- _Work required_
Say only how many lines contain the word "imgflip".

====== Extracted information

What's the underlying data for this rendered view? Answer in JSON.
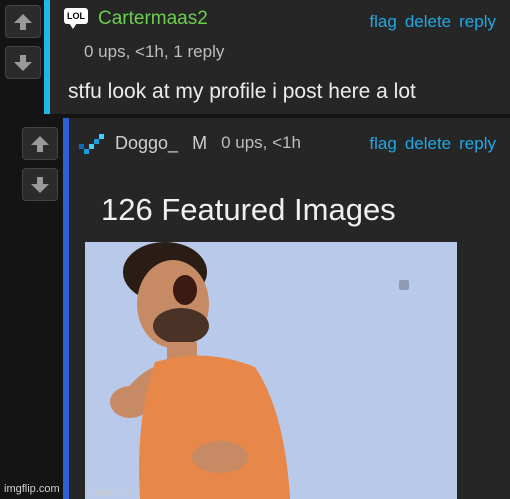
{
  "comment1": {
    "username": "Cartermaas2",
    "badge_text": "LOL",
    "meta": "0 ups, <1h, 1 reply",
    "body": "stfu look at my profile i post here a lot",
    "actions": [
      "flag",
      "delete",
      "reply"
    ],
    "accent_color": "#1eb7e6"
  },
  "comment2": {
    "username": "Doggo_",
    "gender": "M",
    "meta": "0 ups, <1h",
    "actions": [
      "flag",
      "delete",
      "reply"
    ],
    "accent_color": "#2f5fd6",
    "embedded": {
      "title": "126 Featured Images",
      "image_watermark": "imgflip.com"
    }
  },
  "watermark": "imgflip.com",
  "icons": {
    "upvote": "arrow-up-icon",
    "downvote": "arrow-down-icon",
    "badge": "lol-speech-bubble-icon",
    "user_icon": "pixel-diamond-icon"
  },
  "colors": {
    "link": "#1fa8e6",
    "username_green": "#6cd04e",
    "background": "#141414"
  }
}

============

- _Task solution_
2